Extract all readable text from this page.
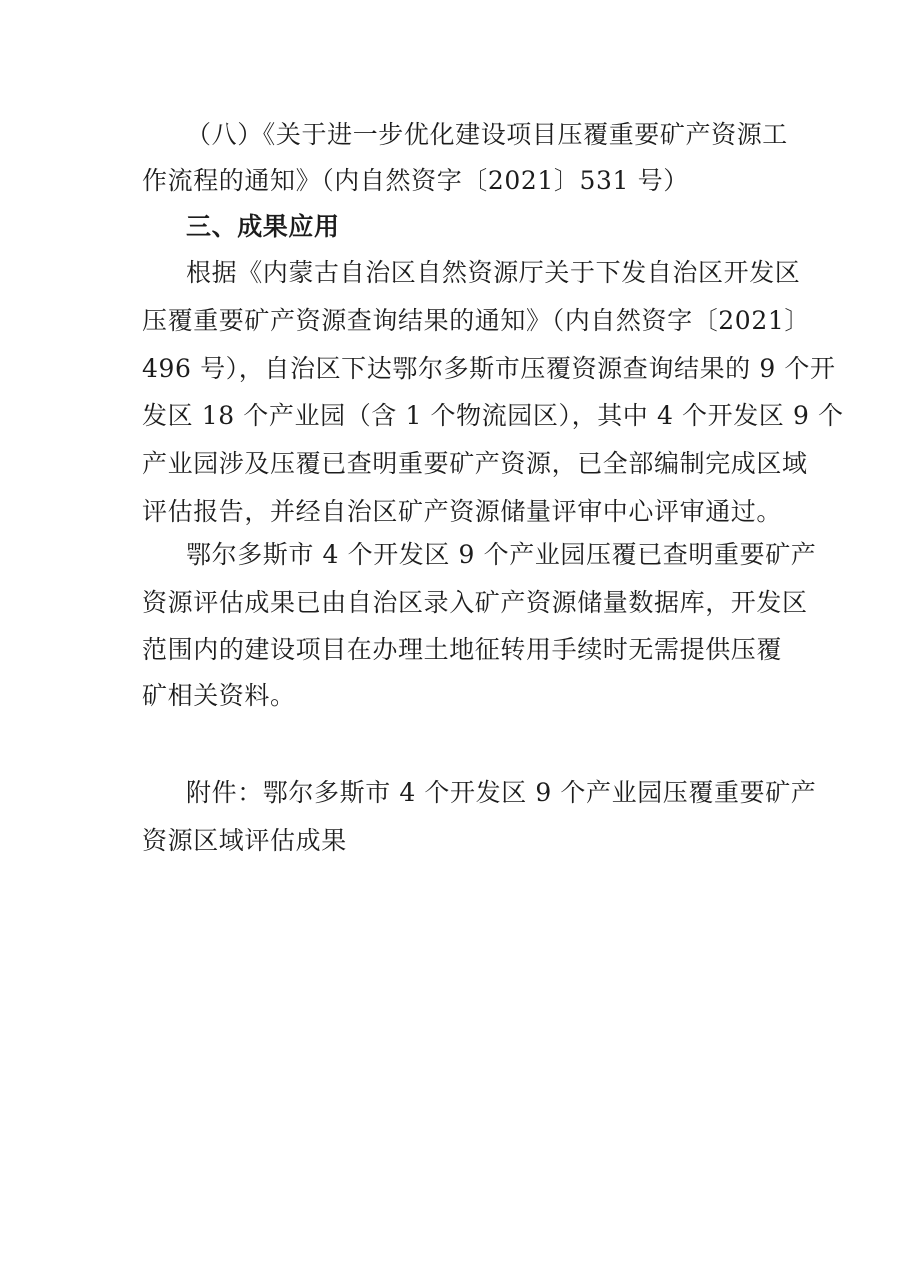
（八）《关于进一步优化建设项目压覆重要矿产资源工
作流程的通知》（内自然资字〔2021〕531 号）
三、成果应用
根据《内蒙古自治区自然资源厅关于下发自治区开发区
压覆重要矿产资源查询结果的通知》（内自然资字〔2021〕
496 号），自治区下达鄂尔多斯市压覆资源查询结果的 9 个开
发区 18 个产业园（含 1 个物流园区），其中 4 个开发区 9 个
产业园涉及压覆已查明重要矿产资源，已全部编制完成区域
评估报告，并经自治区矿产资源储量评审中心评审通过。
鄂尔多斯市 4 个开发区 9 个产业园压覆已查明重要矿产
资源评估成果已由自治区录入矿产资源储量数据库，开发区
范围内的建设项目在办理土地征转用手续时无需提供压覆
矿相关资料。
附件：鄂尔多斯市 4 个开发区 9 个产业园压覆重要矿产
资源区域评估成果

________________________________________

> YOUR GOAL
All the records need to be repeated exactly, with the images dropped.

> RESPONSE
Extract all readable text from this page.
（八）《关于进一步优化建设项目压覆重要矿产资源工
作流程的通知》（内自然资字〔2021〕531 号）
三、成果应用
根据《内蒙古自治区自然资源厅关于下发自治区开发区
压覆重要矿产资源查询结果的通知》（内自然资字〔2021〕
496 号），自治区下达鄂尔多斯市压覆资源查询结果的 9 个开
发区 18 个产业园（含 1 个物流园区），其中 4 个开发区 9 个
产业园涉及压覆已查明重要矿产资源，已全部编制完成区域
评估报告，并经自治区矿产资源储量评审中心评审通过。
鄂尔多斯市 4 个开发区 9 个产业园压覆已查明重要矿产
资源评估成果已由自治区录入矿产资源储量数据库，开发区
范围内的建设项目在办理土地征转用手续时无需提供压覆
矿相关资料。
附件：鄂尔多斯市 4 个开发区 9 个产业园压覆重要矿产
资源区域评估成果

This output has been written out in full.